*Written exercise*
Pictures aside, quote the whole listing exactly.

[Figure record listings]
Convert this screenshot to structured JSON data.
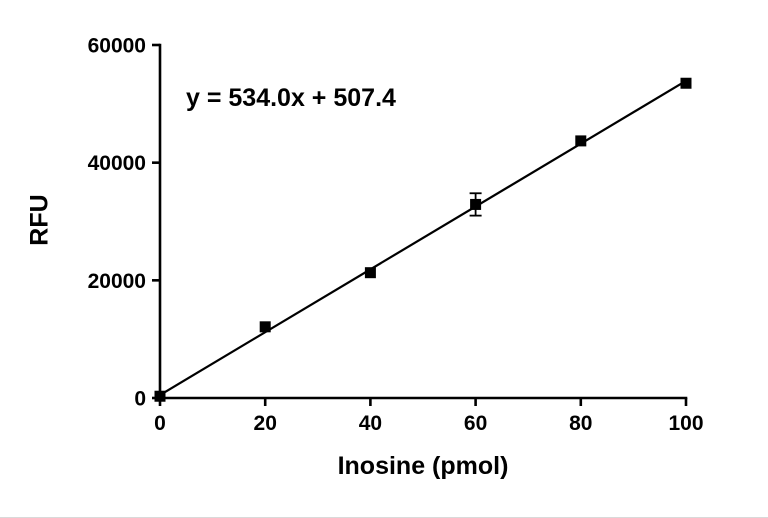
{
  "chart_data": {
    "type": "scatter",
    "title": "",
    "equation": "y = 534.0x + 507.4",
    "xlabel": "Inosine (pmol)",
    "ylabel": "RFU",
    "x": [
      0,
      20,
      40,
      60,
      80,
      100
    ],
    "y": [
      300,
      12100,
      21300,
      32900,
      43700,
      53500
    ],
    "yerr": [
      0,
      0,
      0,
      1900,
      0,
      0
    ],
    "fit": {
      "slope": 534.0,
      "intercept": 507.4
    },
    "xlim": [
      0,
      100
    ],
    "ylim": [
      0,
      60000
    ],
    "xticks": [
      0,
      20,
      40,
      60,
      80,
      100
    ],
    "yticks": [
      0,
      20000,
      40000,
      60000
    ],
    "ytick_labels": [
      "0",
      "20000",
      "40000",
      "60000"
    ],
    "xtick_labels": [
      "0",
      "20",
      "40",
      "60",
      "80",
      "100"
    ],
    "grid": false,
    "legend": "none",
    "marker": "square",
    "colors": {
      "line": "#000000",
      "marker": "#000000",
      "axis": "#000000",
      "background": "#ffffff"
    }
  }
}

*Expected output*
Convert this screenshot to structured JSON data.
{
  "chart_data": {
    "type": "scatter",
    "title": "",
    "equation": "y = 534.0x + 507.4",
    "xlabel": "Inosine (pmol)",
    "ylabel": "RFU",
    "x": [
      0,
      20,
      40,
      60,
      80,
      100
    ],
    "y": [
      300,
      12100,
      21300,
      32900,
      43700,
      53500
    ],
    "yerr": [
      0,
      0,
      0,
      1900,
      0,
      0
    ],
    "fit": {
      "slope": 534.0,
      "intercept": 507.4
    },
    "xlim": [
      0,
      100
    ],
    "ylim": [
      0,
      60000
    ],
    "xticks": [
      0,
      20,
      40,
      60,
      80,
      100
    ],
    "yticks": [
      0,
      20000,
      40000,
      60000
    ],
    "ytick_labels": [
      "0",
      "20000",
      "40000",
      "60000"
    ],
    "xtick_labels": [
      "0",
      "20",
      "40",
      "60",
      "80",
      "100"
    ],
    "grid": false,
    "legend": "none",
    "marker": "square",
    "colors": {
      "line": "#000000",
      "marker": "#000000",
      "axis": "#000000",
      "background": "#ffffff"
    }
  }
}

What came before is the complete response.